Reproduce the data below line for line, omitting the pictures from your answer.
--- BEGIN ITEMS ---
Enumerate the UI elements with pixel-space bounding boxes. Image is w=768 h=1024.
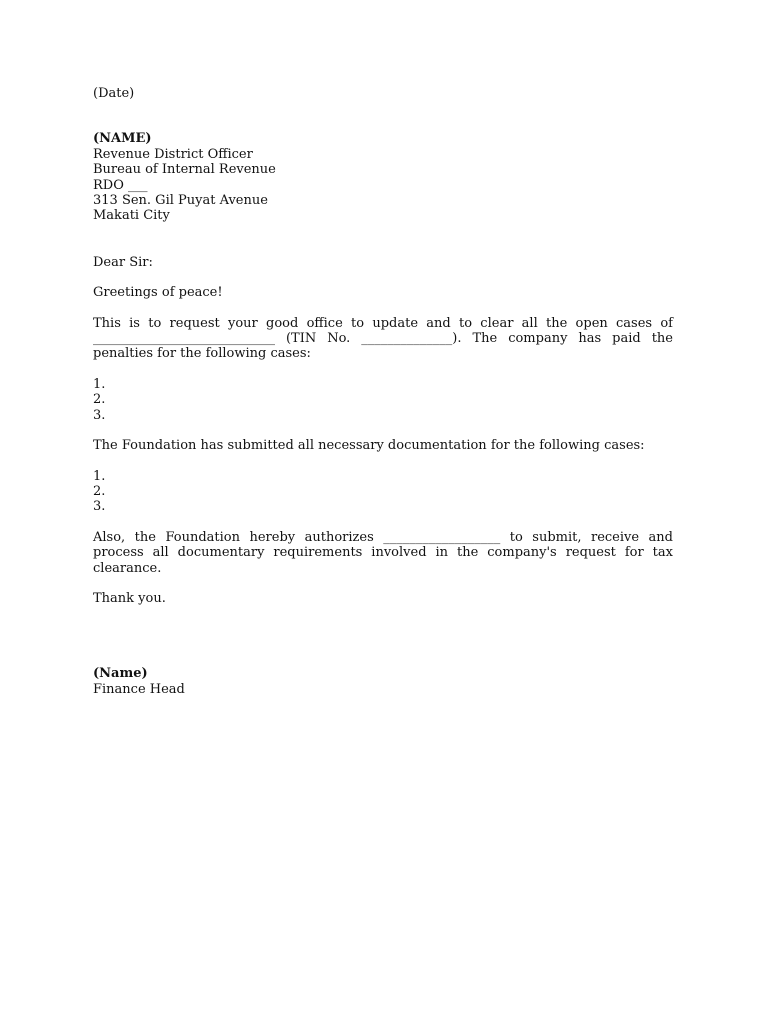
letter-date: (Date) bbox=[93, 86, 135, 101]
list-item: 3. bbox=[93, 407, 106, 423]
recipient-address-street: 313 Sen. Gil Puyat Avenue bbox=[93, 193, 268, 209]
paragraph-request: This is to request your good office to update and to clear all the open cases of ____________________________ (TIN No. ______________). The company has paid the penalties for the following cases: bbox=[93, 315, 673, 362]
list-item: 1. bbox=[93, 376, 106, 392]
paragraph-documentation: The Foundation has submitted all necessary documentation for the following cases: bbox=[93, 438, 645, 454]
recipient-rdo: RDO ___ bbox=[93, 177, 148, 193]
list-item: 2. bbox=[93, 392, 106, 408]
paragraph-authorization: Also, the Foundation hereby authorizes __________________ to submit, receive and process all documentary requirements involved in the company's request for tax clearance. bbox=[93, 529, 673, 576]
documentation-cases-list bbox=[93, 469, 673, 515]
recipient-agency: Bureau of Internal Revenue bbox=[93, 162, 276, 178]
penalty-cases-list bbox=[93, 377, 673, 423]
signatory-title: Finance Head bbox=[93, 681, 185, 697]
signatory-name: (Name) bbox=[93, 666, 148, 682]
recipient-address-city: Makati City bbox=[93, 208, 170, 224]
recipient-title: Revenue District Officer bbox=[93, 146, 253, 162]
recipient-name: (NAME) bbox=[93, 131, 152, 147]
list-item: 1. bbox=[93, 468, 106, 484]
list-item: 3. bbox=[93, 499, 106, 515]
salutation: Dear Sir: bbox=[93, 254, 153, 270]
closing: Thank you. bbox=[93, 590, 166, 606]
recipient-block bbox=[93, 131, 673, 223]
list-item: 2. bbox=[93, 483, 106, 499]
letter-document bbox=[93, 86, 673, 697]
signature-block bbox=[93, 666, 673, 697]
greeting: Greetings of peace! bbox=[93, 285, 223, 301]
--- END ITEMS ---
TASK SOLUTION →
Enumerate the UI elements with pixel-space bounding boxes. Image is w=768 h=1024.
letter-date: (Date) bbox=[93, 86, 135, 101]
list-item: 3. bbox=[93, 407, 106, 423]
recipient-address-street: 313 Sen. Gil Puyat Avenue bbox=[93, 193, 268, 209]
paragraph-request: This is to request your good office to update and to clear all the open cases of ____________________________ (TIN No. ______________). The company has paid the penalties for the following cases: bbox=[93, 315, 673, 362]
list-item: 1. bbox=[93, 376, 106, 392]
paragraph-documentation: The Foundation has submitted all necessary documentation for the following cases: bbox=[93, 438, 645, 454]
recipient-rdo: RDO ___ bbox=[93, 177, 148, 193]
list-item: 2. bbox=[93, 392, 106, 408]
paragraph-authorization: Also, the Foundation hereby authorizes __________________ to submit, receive and process all documentary requirements involved in the company's request for tax clearance. bbox=[93, 529, 673, 576]
documentation-cases-list bbox=[93, 469, 673, 515]
recipient-agency: Bureau of Internal Revenue bbox=[93, 162, 276, 178]
penalty-cases-list bbox=[93, 377, 673, 423]
signatory-title: Finance Head bbox=[93, 681, 185, 697]
signatory-name: (Name) bbox=[93, 666, 148, 682]
recipient-address-city: Makati City bbox=[93, 208, 170, 224]
recipient-title: Revenue District Officer bbox=[93, 146, 253, 162]
recipient-name: (NAME) bbox=[93, 131, 152, 147]
list-item: 1. bbox=[93, 468, 106, 484]
list-item: 3. bbox=[93, 499, 106, 515]
salutation: Dear Sir: bbox=[93, 254, 153, 270]
closing: Thank you. bbox=[93, 590, 166, 606]
recipient-block bbox=[93, 131, 673, 223]
list-item: 2. bbox=[93, 483, 106, 499]
letter-document bbox=[93, 86, 673, 697]
signature-block bbox=[93, 666, 673, 697]
greeting: Greetings of peace! bbox=[93, 285, 223, 301]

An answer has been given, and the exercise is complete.